## Listed records

------------------------

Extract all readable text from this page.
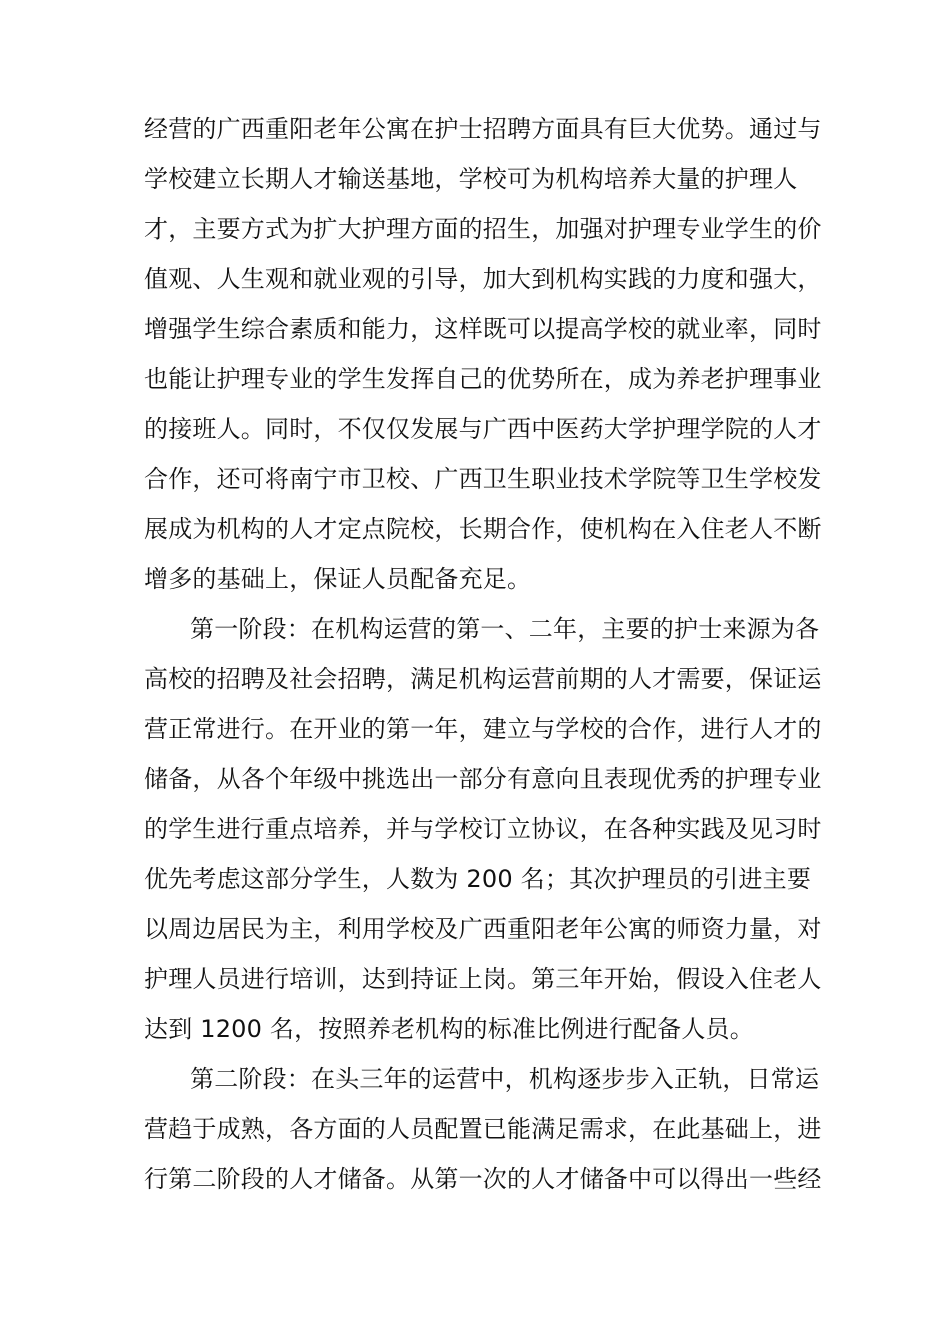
经营的广西重阳老年公寓在护士招聘方面具有巨大优势。通过与
学校建立长期人才输送基地，学校可为机构培养大量的护理人
才，主要方式为扩大护理方面的招生，加强对护理专业学生的价
值观、人生观和就业观的引导，加大到机构实践的力度和强大，
增强学生综合素质和能力，这样既可以提高学校的就业率，同时
也能让护理专业的学生发挥自己的优势所在，成为养老护理事业
的接班人。同时，不仅仅发展与广西中医药大学护理学院的人才
合作，还可将南宁市卫校、广西卫生职业技术学院等卫生学校发
展成为机构的人才定点院校，长期合作，使机构在入住老人不断
增多的基础上，保证人员配备充足。
第一阶段：在机构运营的第一、二年，主要的护士来源为各
高校的招聘及社会招聘，满足机构运营前期的人才需要，保证运
营正常进行。在开业的第一年，建立与学校的合作，进行人才的
储备，从各个年级中挑选出一部分有意向且表现优秀的护理专业
的学生进行重点培养，并与学校订立协议，在各种实践及见习时
优先考虑这部分学生，人数为 200 名；其次护理员的引进主要
以周边居民为主，利用学校及广西重阳老年公寓的师资力量，对
护理人员进行培训，达到持证上岗。第三年开始，假设入住老人
达到 1200 名，按照养老机构的标准比例进行配备人员。
第二阶段：在头三年的运营中，机构逐步步入正轨，日常运
营趋于成熟，各方面的人员配置已能满足需求，在此基础上，进
行第二阶段的人才储备。从第一次的人才储备中可以得出一些经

------------------------

## The request
Every entry should be returned exactly as written, minus the pictures.

## Exercise output
Extract all readable text from this page.
经营的广西重阳老年公寓在护士招聘方面具有巨大优势。通过与
学校建立长期人才输送基地，学校可为机构培养大量的护理人
才，主要方式为扩大护理方面的招生，加强对护理专业学生的价
值观、人生观和就业观的引导，加大到机构实践的力度和强大，
增强学生综合素质和能力，这样既可以提高学校的就业率，同时
也能让护理专业的学生发挥自己的优势所在，成为养老护理事业
的接班人。同时，不仅仅发展与广西中医药大学护理学院的人才
合作，还可将南宁市卫校、广西卫生职业技术学院等卫生学校发
展成为机构的人才定点院校，长期合作，使机构在入住老人不断
增多的基础上，保证人员配备充足。
第一阶段：在机构运营的第一、二年，主要的护士来源为各
高校的招聘及社会招聘，满足机构运营前期的人才需要，保证运
营正常进行。在开业的第一年，建立与学校的合作，进行人才的
储备，从各个年级中挑选出一部分有意向且表现优秀的护理专业
的学生进行重点培养，并与学校订立协议，在各种实践及见习时
优先考虑这部分学生，人数为 200 名；其次护理员的引进主要
以周边居民为主，利用学校及广西重阳老年公寓的师资力量，对
护理人员进行培训，达到持证上岗。第三年开始，假设入住老人
达到 1200 名，按照养老机构的标准比例进行配备人员。
第二阶段：在头三年的运营中，机构逐步步入正轨，日常运
营趋于成熟，各方面的人员配置已能满足需求，在此基础上，进
行第二阶段的人才储备。从第一次的人才储备中可以得出一些经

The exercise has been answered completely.